-- SET EXERCISE --
Single out the lines of the material that contain "この建築物は" and copy them.
:::::
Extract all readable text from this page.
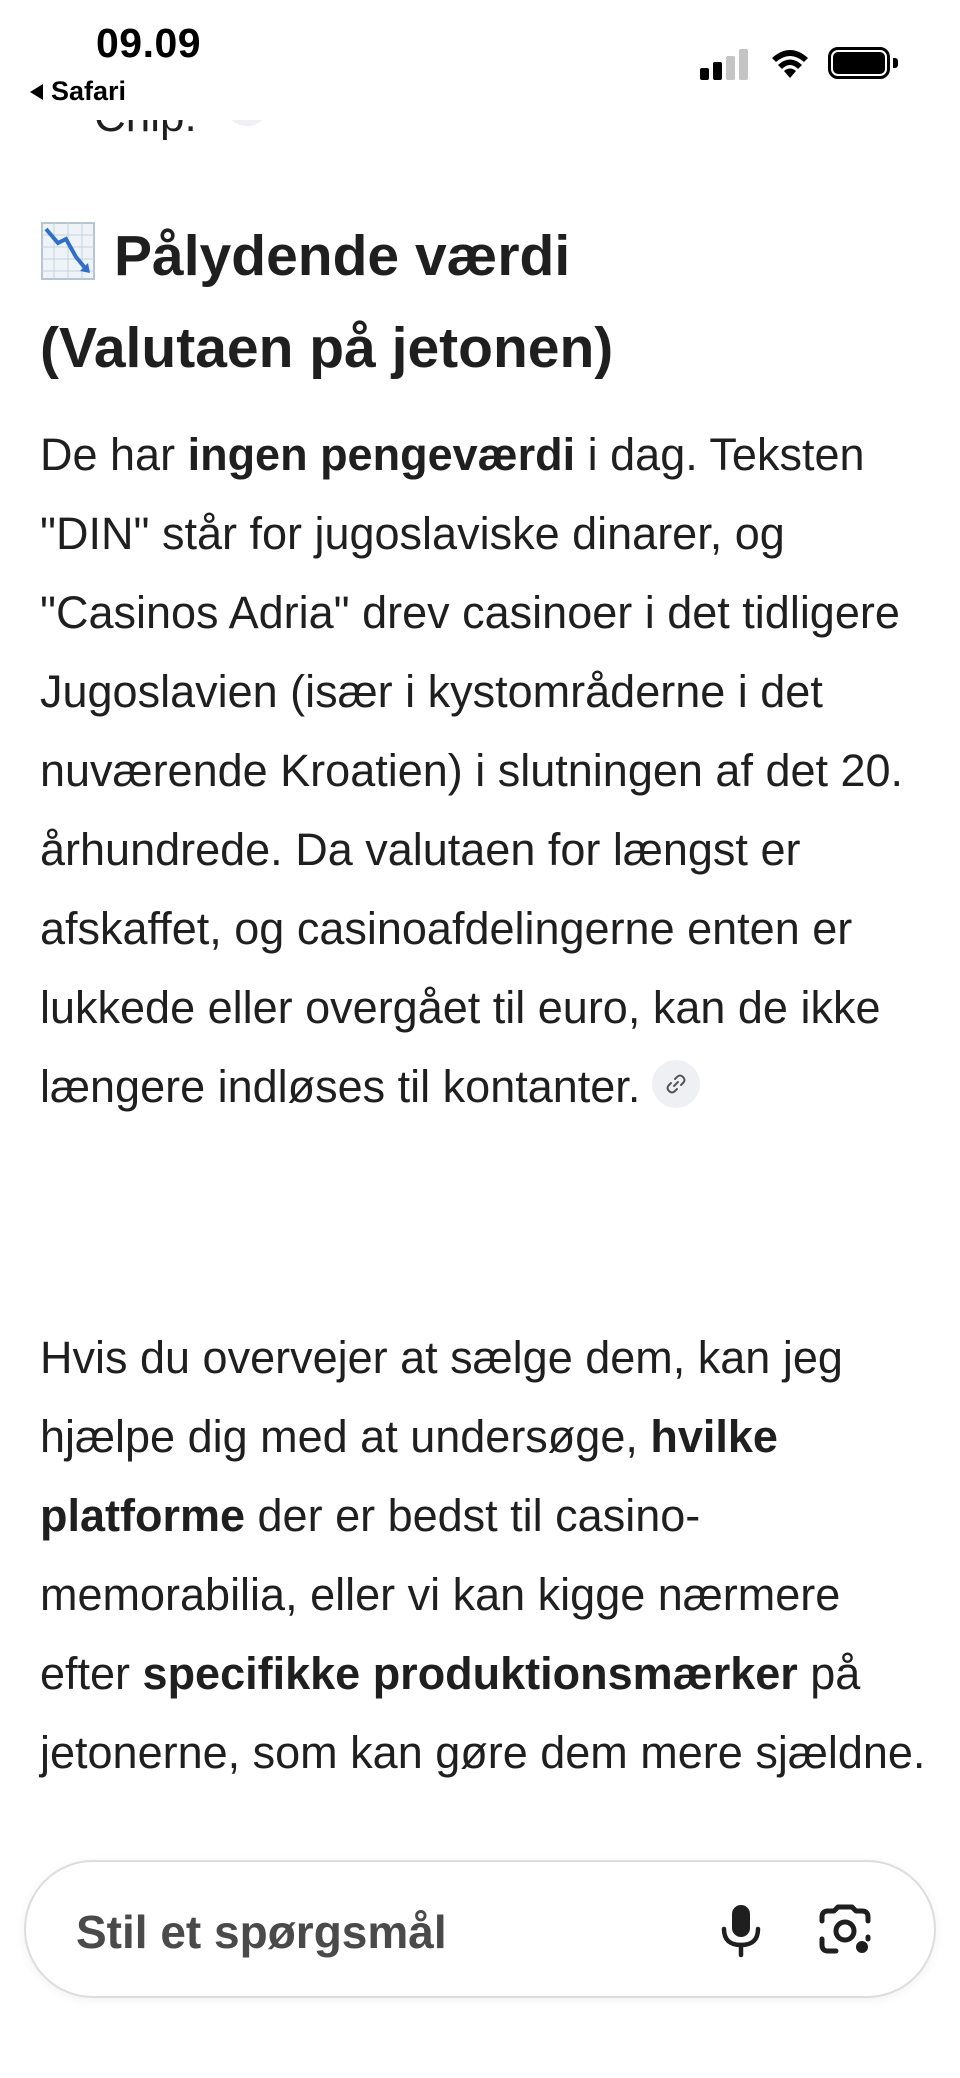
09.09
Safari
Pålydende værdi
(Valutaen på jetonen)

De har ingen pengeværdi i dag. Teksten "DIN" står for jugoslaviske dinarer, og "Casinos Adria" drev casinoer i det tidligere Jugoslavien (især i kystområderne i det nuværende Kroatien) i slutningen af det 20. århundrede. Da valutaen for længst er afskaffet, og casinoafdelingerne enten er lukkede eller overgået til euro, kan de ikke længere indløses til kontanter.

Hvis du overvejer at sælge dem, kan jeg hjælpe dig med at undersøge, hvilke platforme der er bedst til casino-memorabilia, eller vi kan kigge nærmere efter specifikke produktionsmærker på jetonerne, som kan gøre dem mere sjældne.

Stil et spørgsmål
:::::
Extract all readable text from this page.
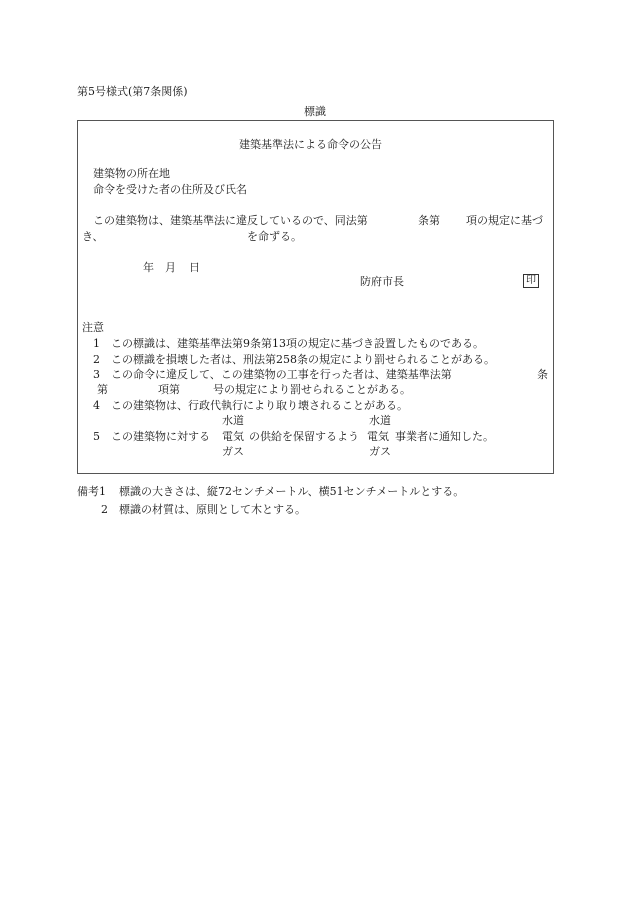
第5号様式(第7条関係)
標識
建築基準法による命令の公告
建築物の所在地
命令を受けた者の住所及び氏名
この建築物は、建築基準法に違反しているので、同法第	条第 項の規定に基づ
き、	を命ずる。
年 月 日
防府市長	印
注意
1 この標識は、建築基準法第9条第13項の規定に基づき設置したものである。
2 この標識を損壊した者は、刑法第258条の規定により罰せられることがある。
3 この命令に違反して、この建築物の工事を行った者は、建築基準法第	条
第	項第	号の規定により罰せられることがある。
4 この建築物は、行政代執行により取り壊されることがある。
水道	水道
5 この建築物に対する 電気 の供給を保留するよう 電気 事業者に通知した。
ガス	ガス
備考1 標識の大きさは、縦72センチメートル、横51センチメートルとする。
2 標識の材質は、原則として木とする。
:::::
-- RESULT BELOW --
この建築物は、建築基準法に違反しているので、同法第	条第 項の規定に基づ
4 この建築物は、行政代執行により取り壊されることがある。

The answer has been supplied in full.